-- Start of Exercise data --

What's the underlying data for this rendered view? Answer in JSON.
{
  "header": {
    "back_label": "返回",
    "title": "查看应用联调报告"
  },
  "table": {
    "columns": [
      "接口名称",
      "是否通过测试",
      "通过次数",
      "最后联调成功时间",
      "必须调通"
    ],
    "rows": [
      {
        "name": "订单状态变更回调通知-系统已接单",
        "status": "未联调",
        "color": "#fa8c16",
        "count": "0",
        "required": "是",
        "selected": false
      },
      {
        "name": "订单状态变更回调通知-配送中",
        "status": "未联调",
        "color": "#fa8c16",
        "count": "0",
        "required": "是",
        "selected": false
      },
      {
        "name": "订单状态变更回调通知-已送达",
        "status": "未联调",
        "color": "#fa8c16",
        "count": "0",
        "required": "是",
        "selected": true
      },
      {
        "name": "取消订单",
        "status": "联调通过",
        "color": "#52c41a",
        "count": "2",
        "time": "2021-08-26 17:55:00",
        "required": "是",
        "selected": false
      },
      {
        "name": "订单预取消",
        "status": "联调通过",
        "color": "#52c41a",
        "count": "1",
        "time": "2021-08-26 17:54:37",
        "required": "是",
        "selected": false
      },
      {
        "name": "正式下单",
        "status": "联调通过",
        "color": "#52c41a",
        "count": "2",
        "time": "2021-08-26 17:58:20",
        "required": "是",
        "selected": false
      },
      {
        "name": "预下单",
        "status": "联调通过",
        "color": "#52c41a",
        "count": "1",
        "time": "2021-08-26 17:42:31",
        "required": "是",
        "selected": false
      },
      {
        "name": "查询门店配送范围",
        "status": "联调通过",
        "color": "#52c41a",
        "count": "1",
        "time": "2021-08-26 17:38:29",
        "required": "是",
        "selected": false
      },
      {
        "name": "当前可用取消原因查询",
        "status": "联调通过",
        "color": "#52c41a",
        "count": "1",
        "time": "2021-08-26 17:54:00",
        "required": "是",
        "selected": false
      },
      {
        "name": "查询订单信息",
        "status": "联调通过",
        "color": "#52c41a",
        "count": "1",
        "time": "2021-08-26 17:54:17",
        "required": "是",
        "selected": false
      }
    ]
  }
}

-- End of Exercise data --

Return the lines of the records that include the string "订单状态变更回调通知".

• Complete output:
        "name": "订单状态变更回调通知-系统已接单",
        "name": "订单状态变更回调通知-配送中",
        "name": "订单状态变更回调通知-已送达",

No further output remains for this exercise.